_WRITTEN PROBLEM:_ Your task is to print the material below exactly as presented.

═══ RECORDS FOR THIS TASK ═══

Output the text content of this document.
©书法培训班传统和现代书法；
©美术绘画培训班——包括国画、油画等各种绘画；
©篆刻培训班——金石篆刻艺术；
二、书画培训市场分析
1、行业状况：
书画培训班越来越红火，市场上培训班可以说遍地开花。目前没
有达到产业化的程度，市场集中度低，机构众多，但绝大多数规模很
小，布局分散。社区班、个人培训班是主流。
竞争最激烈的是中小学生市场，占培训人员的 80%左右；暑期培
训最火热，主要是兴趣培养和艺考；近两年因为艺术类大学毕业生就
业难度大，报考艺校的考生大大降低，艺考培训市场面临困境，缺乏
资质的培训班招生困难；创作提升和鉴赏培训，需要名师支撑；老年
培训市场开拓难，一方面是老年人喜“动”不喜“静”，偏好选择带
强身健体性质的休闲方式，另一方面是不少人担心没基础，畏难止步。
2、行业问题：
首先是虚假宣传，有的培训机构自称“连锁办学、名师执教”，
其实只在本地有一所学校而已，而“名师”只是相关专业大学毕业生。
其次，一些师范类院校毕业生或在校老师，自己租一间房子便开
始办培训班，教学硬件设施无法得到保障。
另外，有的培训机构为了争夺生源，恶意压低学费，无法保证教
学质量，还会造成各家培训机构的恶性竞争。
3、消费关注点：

═══

_OUTPUT FOR THIS TASK:_
Output the text content of this document.
©书法培训班传统和现代书法；
©美术绘画培训班——包括国画、油画等各种绘画；
©篆刻培训班——金石篆刻艺术；
二、书画培训市场分析
1、行业状况：
书画培训班越来越红火，市场上培训班可以说遍地开花。目前没
有达到产业化的程度，市场集中度低，机构众多，但绝大多数规模很
小，布局分散。社区班、个人培训班是主流。
竞争最激烈的是中小学生市场，占培训人员的 80%左右；暑期培
训最火热，主要是兴趣培养和艺考；近两年因为艺术类大学毕业生就
业难度大，报考艺校的考生大大降低，艺考培训市场面临困境，缺乏
资质的培训班招生困难；创作提升和鉴赏培训，需要名师支撑；老年
培训市场开拓难，一方面是老年人喜“动”不喜“静”，偏好选择带
强身健体性质的休闲方式，另一方面是不少人担心没基础，畏难止步。
2、行业问题：
首先是虚假宣传，有的培训机构自称“连锁办学、名师执教”，
其实只在本地有一所学校而已，而“名师”只是相关专业大学毕业生。
其次，一些师范类院校毕业生或在校老师，自己租一间房子便开
始办培训班，教学硬件设施无法得到保障。
另外，有的培训机构为了争夺生源，恶意压低学费，无法保证教
学质量，还会造成各家培训机构的恶性竞争。
3、消费关注点：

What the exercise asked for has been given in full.